[Supplied material start]
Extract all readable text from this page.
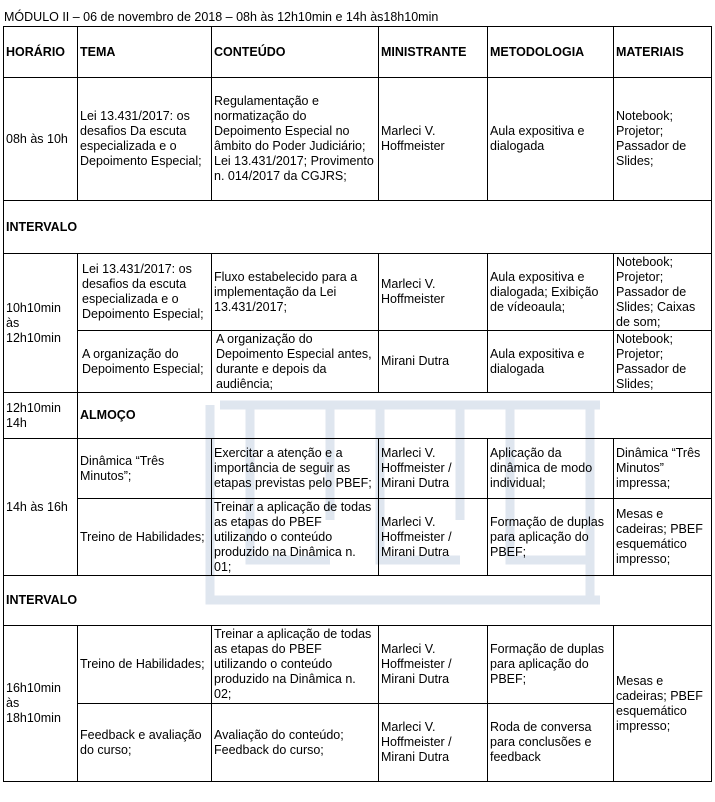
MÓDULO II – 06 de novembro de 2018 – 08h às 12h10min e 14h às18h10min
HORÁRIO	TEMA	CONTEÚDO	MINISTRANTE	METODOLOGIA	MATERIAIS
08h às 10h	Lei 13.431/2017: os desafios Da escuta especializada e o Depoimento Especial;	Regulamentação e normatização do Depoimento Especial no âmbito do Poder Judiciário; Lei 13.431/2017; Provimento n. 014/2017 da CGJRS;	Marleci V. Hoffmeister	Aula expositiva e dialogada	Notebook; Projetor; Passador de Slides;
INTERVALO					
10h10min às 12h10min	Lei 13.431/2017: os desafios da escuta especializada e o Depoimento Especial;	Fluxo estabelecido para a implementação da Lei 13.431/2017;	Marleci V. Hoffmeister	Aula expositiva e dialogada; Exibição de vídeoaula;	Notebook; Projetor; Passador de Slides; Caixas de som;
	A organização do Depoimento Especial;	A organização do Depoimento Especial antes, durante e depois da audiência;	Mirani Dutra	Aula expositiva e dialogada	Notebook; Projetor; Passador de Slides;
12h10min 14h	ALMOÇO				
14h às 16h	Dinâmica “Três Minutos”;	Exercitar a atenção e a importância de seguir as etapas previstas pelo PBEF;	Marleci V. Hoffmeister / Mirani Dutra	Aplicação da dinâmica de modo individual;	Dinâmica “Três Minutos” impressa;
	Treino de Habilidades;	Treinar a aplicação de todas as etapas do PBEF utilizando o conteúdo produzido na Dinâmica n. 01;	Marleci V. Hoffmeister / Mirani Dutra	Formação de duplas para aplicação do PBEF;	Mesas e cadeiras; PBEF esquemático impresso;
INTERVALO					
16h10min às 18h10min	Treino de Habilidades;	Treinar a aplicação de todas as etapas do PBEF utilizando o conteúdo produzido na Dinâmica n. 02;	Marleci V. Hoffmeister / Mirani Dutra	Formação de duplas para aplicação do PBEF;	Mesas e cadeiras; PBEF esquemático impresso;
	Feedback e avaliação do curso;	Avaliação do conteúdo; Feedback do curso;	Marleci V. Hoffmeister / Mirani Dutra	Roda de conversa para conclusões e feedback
[Supplied material end]
[Supplied material start]
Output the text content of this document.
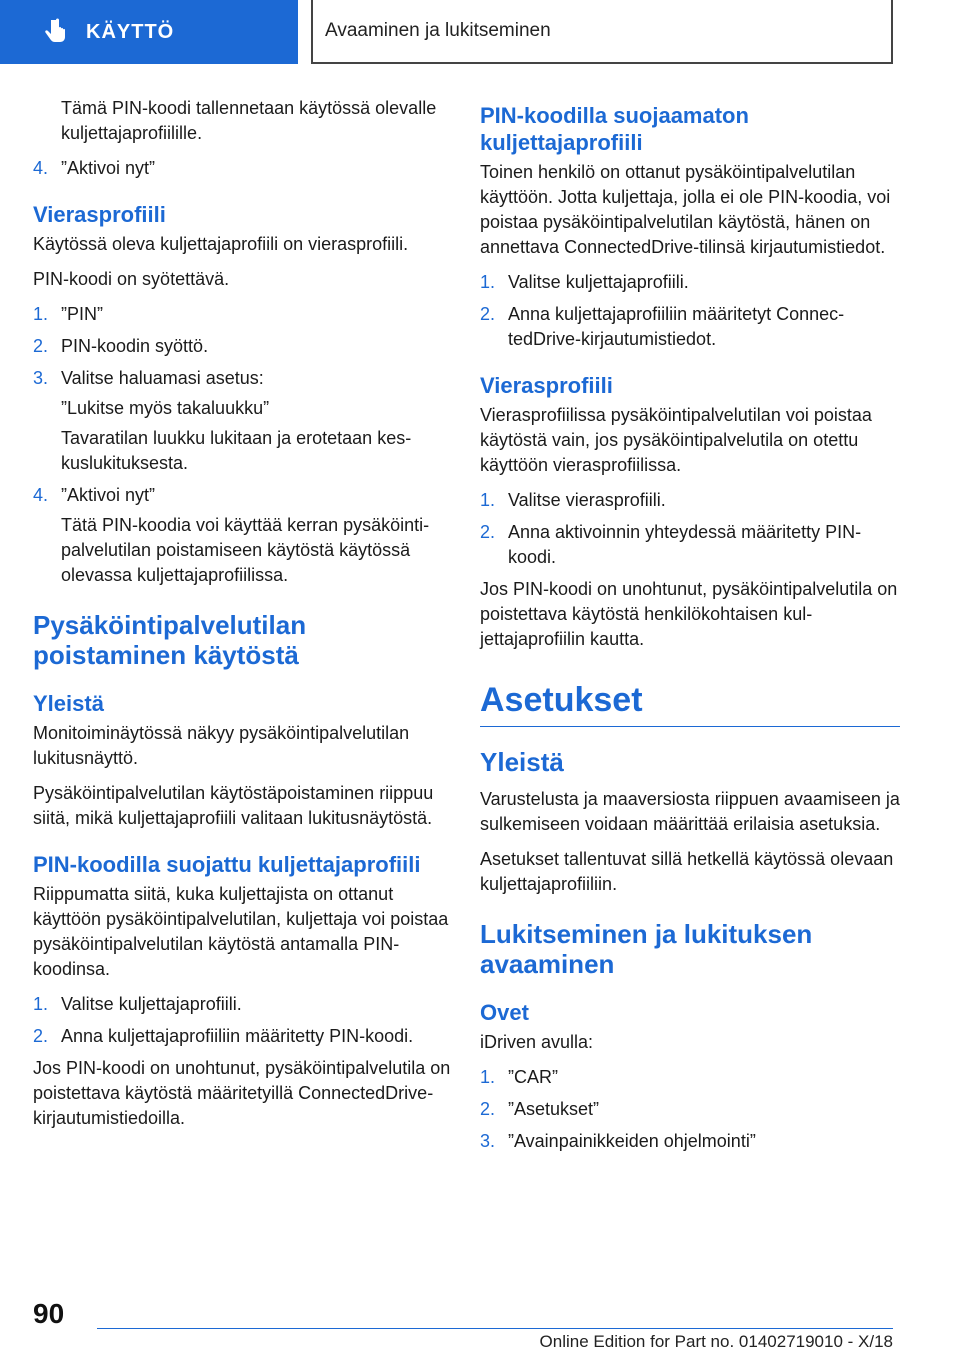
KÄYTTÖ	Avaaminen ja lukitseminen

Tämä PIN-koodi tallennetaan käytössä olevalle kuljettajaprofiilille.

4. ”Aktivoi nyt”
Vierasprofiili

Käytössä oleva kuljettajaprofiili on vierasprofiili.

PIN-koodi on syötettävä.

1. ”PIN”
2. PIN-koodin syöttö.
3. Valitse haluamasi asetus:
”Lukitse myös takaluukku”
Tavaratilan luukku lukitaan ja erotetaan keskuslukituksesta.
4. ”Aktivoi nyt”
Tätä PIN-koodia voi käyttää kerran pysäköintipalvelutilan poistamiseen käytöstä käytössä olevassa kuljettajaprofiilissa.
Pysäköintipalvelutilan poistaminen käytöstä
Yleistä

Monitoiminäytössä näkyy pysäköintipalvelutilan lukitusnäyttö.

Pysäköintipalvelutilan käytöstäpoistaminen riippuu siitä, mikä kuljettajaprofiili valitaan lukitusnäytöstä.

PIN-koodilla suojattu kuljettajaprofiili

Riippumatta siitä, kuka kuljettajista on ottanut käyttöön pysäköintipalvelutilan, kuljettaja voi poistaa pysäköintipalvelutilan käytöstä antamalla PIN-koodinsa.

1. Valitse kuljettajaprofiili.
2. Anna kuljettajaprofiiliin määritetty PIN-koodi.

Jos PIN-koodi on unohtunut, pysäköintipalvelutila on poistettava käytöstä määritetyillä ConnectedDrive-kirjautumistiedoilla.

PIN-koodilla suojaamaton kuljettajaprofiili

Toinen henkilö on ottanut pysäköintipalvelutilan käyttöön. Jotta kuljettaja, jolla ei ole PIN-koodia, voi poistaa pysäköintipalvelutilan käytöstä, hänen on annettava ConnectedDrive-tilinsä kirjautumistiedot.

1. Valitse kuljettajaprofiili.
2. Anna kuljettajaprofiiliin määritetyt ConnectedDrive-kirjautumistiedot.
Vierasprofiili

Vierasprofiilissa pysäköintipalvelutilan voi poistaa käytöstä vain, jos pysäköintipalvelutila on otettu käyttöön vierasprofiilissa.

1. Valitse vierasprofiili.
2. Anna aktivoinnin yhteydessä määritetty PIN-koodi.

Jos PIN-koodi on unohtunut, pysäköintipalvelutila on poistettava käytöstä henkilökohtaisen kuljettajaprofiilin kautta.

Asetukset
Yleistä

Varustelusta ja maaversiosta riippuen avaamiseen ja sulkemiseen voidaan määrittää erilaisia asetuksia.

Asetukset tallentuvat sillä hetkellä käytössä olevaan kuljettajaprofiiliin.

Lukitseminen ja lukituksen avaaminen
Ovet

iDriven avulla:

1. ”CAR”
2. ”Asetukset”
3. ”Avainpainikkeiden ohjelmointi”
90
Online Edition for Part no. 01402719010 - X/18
[Supplied material end]
* **Exercise instructions**
Return each line with "unohtunut".

* **Result of this exercise**
Jos PIN-koodi on unohtunut, pysäköintipalvelutila on poistettava käytöstä määritetyillä ConnectedDrive-kirjautumistiedoilla.
Jos PIN-koodi on unohtunut, pysäköintipalvelutila on poistettava käytöstä henkilökohtaisen kuljettajaprofiilin kautta.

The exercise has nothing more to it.